** begin Extracted data **
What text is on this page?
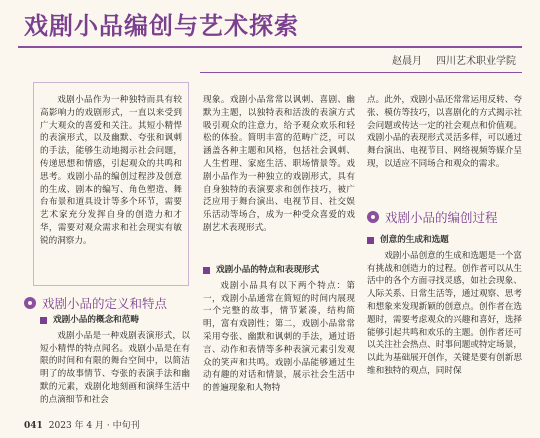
戏剧小品编创与艺术探索
赵晨月 四川艺术职业学院

戏剧小品作为一种独特而具有较高影响力的戏剧形式，一直以来受到广大观众的喜爱和关注。其短小精悍的表演形式，以及幽默、夸张和讽刺的手法，能够生动地揭示社会问题，传递思想和情感，引起观众的共鸣和思考。戏剧小品的编创过程涉及创意的生成、剧本的编写、角色塑造、舞台布景和道具设计等多个环节，需要艺术家充分发挥自身的创造力和才华，需要对观众需求和社会现实有敏锐的洞察力。

戏剧小品的定义和特点
戏剧小品的概念和范畴

戏剧小品是一种戏剧表演形式，以短小精悍的特点闻名。戏剧小品是在有限的时间和有限的舞台空间中，以简洁明了的故事情节、夸张的表演手法和幽默的元素，戏剧化地刻画和演绎生活中的点滴细节和社会

现象。戏剧小品常常以讽刺、喜剧、幽默为主题，以独特表和活泼的表演方式吸引观众的注意力，给予观众欢乐和轻松的体验。简明丰富的范畴广泛，可以涵盖各种主题和风格，包括社会讽刺、人生哲理、家庭生活、职场情景等。戏剧小品作为一种独立的戏剧形式，具有自身独特的表演要求和创作技巧，被广泛应用于舞台演出、电视节目、社交娱乐活动等场合，成为一种受众喜爱的戏剧艺术表现形式。

戏剧小品的特点和表现形式

戏剧小品具有以下两个特点：第一，戏剧小品通常在简短的时间内展现一个完整的故事，情节紧凑，结构简明，富有戏剧性；第二，戏剧小品常常采用夸张、幽默和讽刺的手法，通过语言、动作和表情等多种表演元素引发观众的笑声和共鸣。戏剧小品能够通过生动有趣的对话和情景，展示社会生活中的普遍现象和人物特

点。此外，戏剧小品还常常运用反转、夸张、模仿等技巧，以喜剧化的方式揭示社会问题或传达一定的社会观点和价值观。戏剧小品的表现形式灵活多样，可以通过舞台演出、电视节目、网络视频等媒介呈现，以适应不同场合和观众的需求。

戏剧小品的编创过程
创意的生成和选题

戏剧小品创意的生成和选题是一个富有挑战和创造力的过程。创作者可以从生活中的各个方面寻找灵感，如社会现象、人际关系、日常生活等，通过观察、思考和想象来发现新颖的创意点。创作者在选题时，需要考虑观众的兴趣和喜好，选择能够引起共鸣和欢乐的主题。创作者还可以关注社会热点、时事问题或特定场景，以此为基础展开创作，关键是要有创新思维和独特的观点，同时保

041 2023 年 4 月 · 中旬刊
** end Extracted data **
### What you have to do
Gather each line holding the string "电视节目".

### Solved problem
现象。戏剧小品常常以讽刺、喜剧、幽默为主题，以独特表和活泼的表演方式吸引观众的注意力，给予观众欢乐和轻松的体验。简明丰富的范畴广泛，可以涵盖各种主题和风格，包括社会讽刺、人生哲理、家庭生活、职场情景等。戏剧小品作为一种独立的戏剧形式，具有自身独特的表演要求和创作技巧，被广泛应用于舞台演出、电视节目、社交娱乐活动等场合，成为一种受众喜爱的戏剧艺术表现形式。
点。此外，戏剧小品还常常运用反转、夸张、模仿等技巧，以喜剧化的方式揭示社会问题或传达一定的社会观点和价值观。戏剧小品的表现形式灵活多样，可以通过舞台演出、电视节目、网络视频等媒介呈现，以适应不同场合和观众的需求。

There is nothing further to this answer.